## THE TASK
Leave out the images and repeat the listing below without a single change.

* Start INPUT MATERIAL *

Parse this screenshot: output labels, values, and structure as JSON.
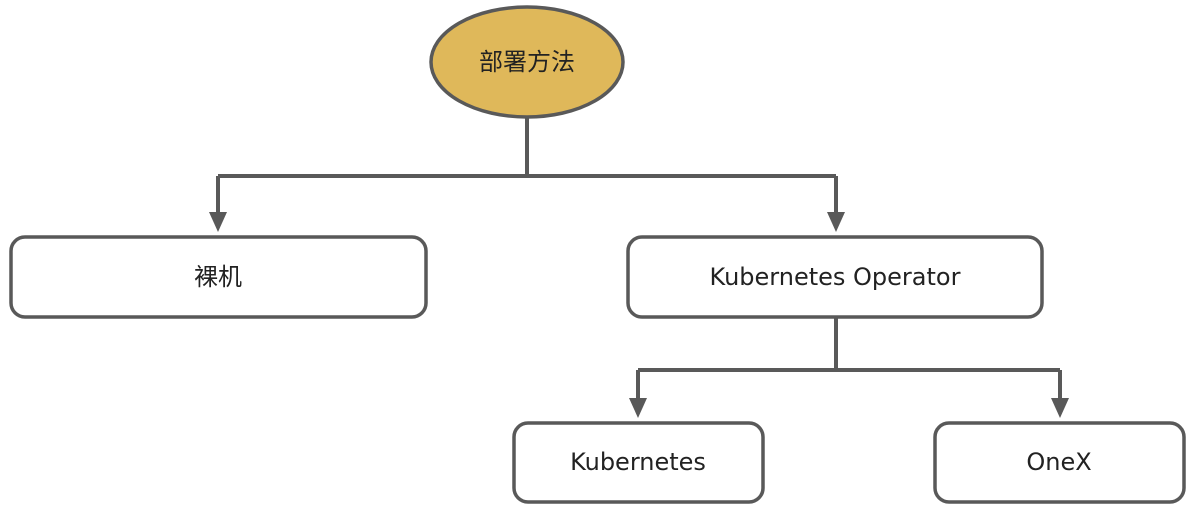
{
  "diagram": {
    "root": {
      "label": "部署方法",
      "fill_color": "#DFB85A"
    },
    "bare_metal": {
      "label": "裸机"
    },
    "kubernetes_operator": {
      "label": "Kubernetes Operator"
    },
    "kubernetes": {
      "label": "Kubernetes"
    },
    "onex": {
      "label": "OneX"
    },
    "line_color": "#595959",
    "node_border_color": "#595959"
  }
}
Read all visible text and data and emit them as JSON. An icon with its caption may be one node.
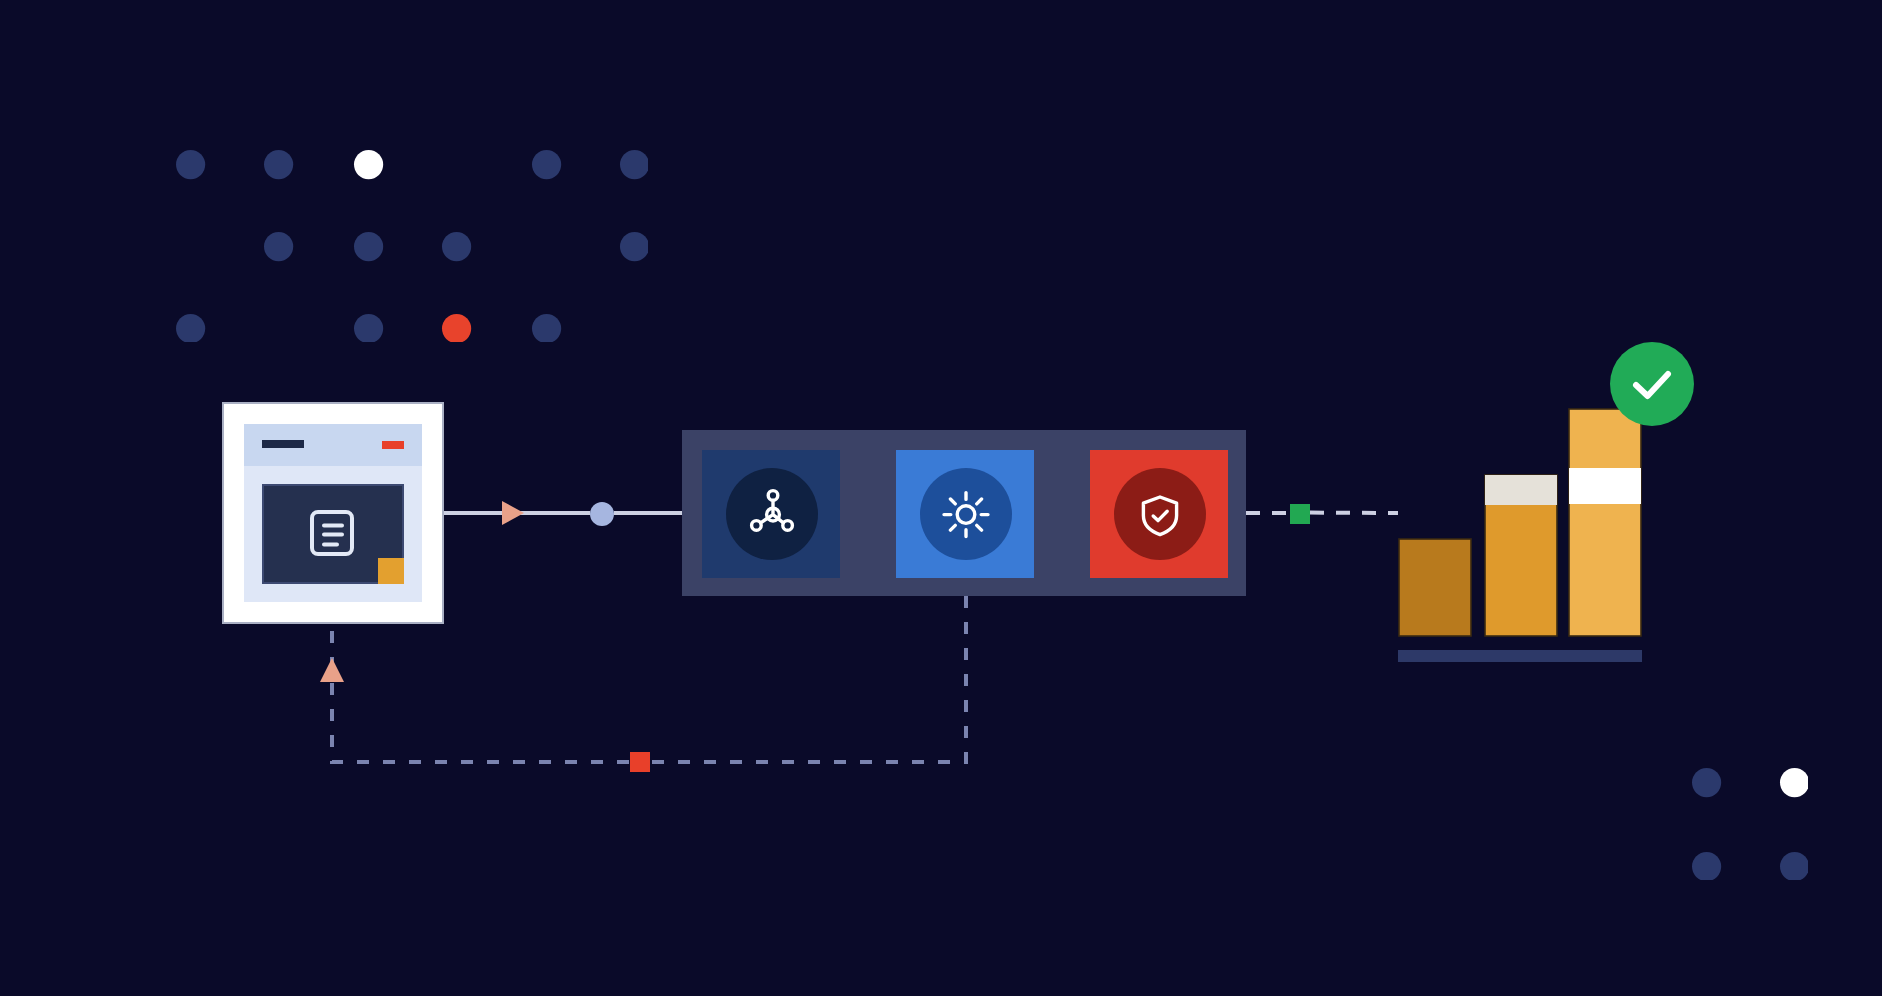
{
  "diagram": {
    "nodes": [
      {
        "text": [],
        "shape": "picture"
      },
      {
        "text": [],
        "shape": "circle"
      },
      {
        "text": [],
        "shape": "box"
      },
      {
        "text": [],
        "shape": "box",
        "in": 2
      },
      {
        "text": [],
        "shape": "box",
        "in": 2
      },
      {
        "text": [],
        "shape": "box",
        "in": 2
      },
      {
        "text": [],
        "shape": "box"
      },
      {
        "text": [],
        "shape": "picture"
      },
      {
        "text": [],
        "shape": "box"
      }
    ],
    "edges": [
      {
        "from": 0,
        "to": 1,
        "arrow": "to"
      },
      {
        "from": 1,
        "to": 2,
        "arrow": "none"
      },
      {
        "from": 2,
        "to": 6,
        "arrow": "none",
        "style": "dashed"
      },
      {
        "from": 6,
        "to": 7,
        "arrow": "none",
        "style": "dashed"
      },
      {
        "from": 2,
        "to": 8,
        "arrow": "none",
        "style": "dashed",
        "color": "#7b84b0"
      },
      {
        "from": 8,
        "to": 0,
        "arrow": "to",
        "style": "dashed",
        "color": "#7b84b0"
      }
    ]
  }
}
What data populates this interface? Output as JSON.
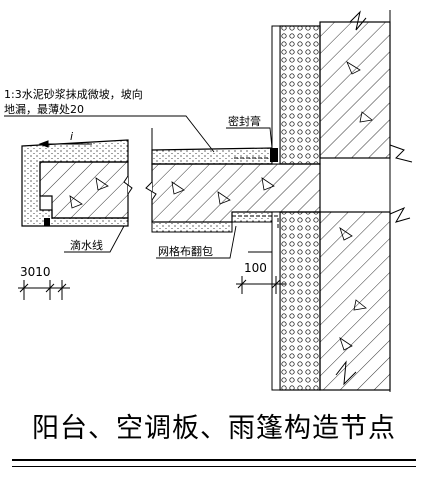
{
  "labels": {
    "mortar_note_line1": "1:3水泥砂浆抹成微坡，坡向",
    "mortar_note_line2": "地漏，最薄处20",
    "slope_symbol": "i",
    "sealant": "密封膏",
    "drip_line": "滴水线",
    "mesh_wrap": "网格布翻包",
    "dim_100": "100",
    "dim_30_10": "3010"
  },
  "caption": "阳台、空调板、雨篷构造节点"
}
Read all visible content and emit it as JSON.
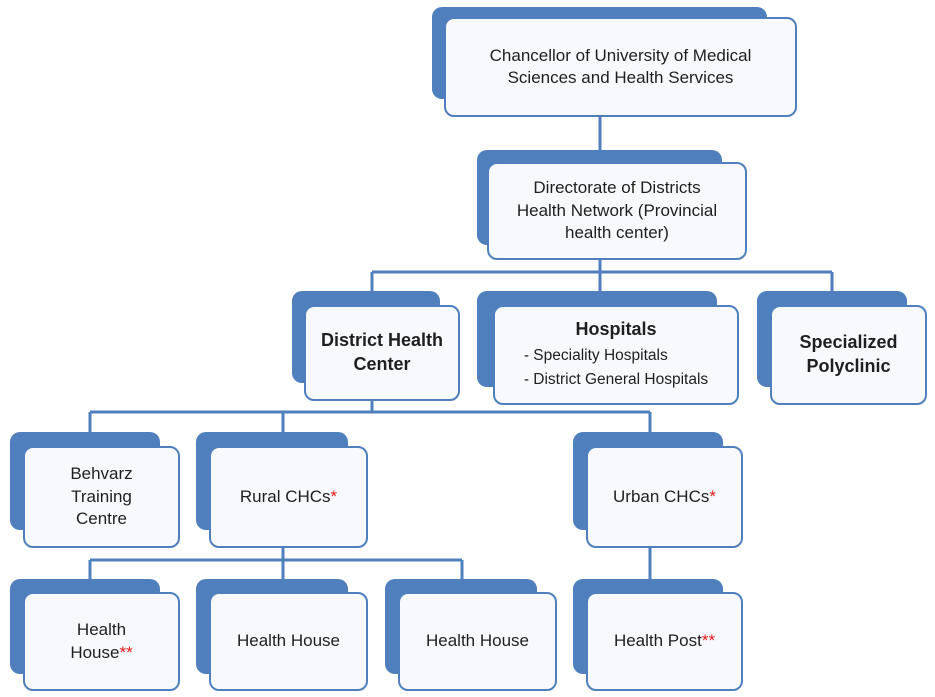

* End INPUT MATERIAL *

## PROBLEM SOLUTION
Parse this screenshot: output labels, values, and structure as JSON.
{
  "diagram": {
    "root": {
      "label": "部署方法",
      "fill_color": "#DFB85A"
    },
    "bare_metal": {
      "label": "裸机"
    },
    "kubernetes_operator": {
      "label": "Kubernetes Operator"
    },
    "kubernetes": {
      "label": "Kubernetes"
    },
    "onex": {
      "label": "OneX"
    },
    "line_color": "#595959",
    "node_border_color": "#595959"
  }
}
Read all visible text and data and emit them as JSON. An icon with its caption may be one node.
{
  "diagram": {
    "nodes": [
      {
        "text": [],
        "shape": "picture"
      },
      {
        "text": [],
        "shape": "circle"
      },
      {
        "text": [],
        "shape": "box"
      },
      {
        "text": [],
        "shape": "box",
        "in": 2
      },
      {
        "text": [],
        "shape": "box",
        "in": 2
      },
      {
        "text": [],
        "shape": "box",
        "in": 2
      },
      {
        "text": [],
        "shape": "box"
      },
      {
        "text": [],
        "shape": "picture"
      },
      {
        "text": [],
        "shape": "box"
      }
    ],
    "edges": [
      {
        "from": 0,
        "to": 1,
        "arrow": "to"
      },
      {
        "from": 1,
        "to": 2,
        "arrow": "none"
      },
      {
        "from": 2,
        "to": 6,
        "arrow": "none",
        "style": "dashed"
      },
      {
        "from": 6,
        "to": 7,
        "arrow": "none",
        "style": "dashed"
      },
      {
        "from": 2,
        "to": 8,
        "arrow": "none",
        "style": "dashed",
        "color": "#7b84b0"
      },
      {
        "from": 8,
        "to": 0,
        "arrow": "to",
        "style": "dashed",
        "color": "#7b84b0"
      }
    ]
  }
}
What data populates this interface? Output as JSON.
{
  "labels": {
    "mortar_note_line1": "1:3水泥砂浆抹成微坡，坡向",
    "mortar_note_line2": "地漏，最薄处20",
    "slope_symbol": "i",
    "sealant": "密封膏",
    "drip_line": "滴水线",
    "mesh_wrap": "网格布翻包",
    "dim_100": "100",
    "dim_30_10": "3010"
  },
  "caption": "阳台、空调板、雨篷构造节点"
}
Read all visible content and emit it as JSON.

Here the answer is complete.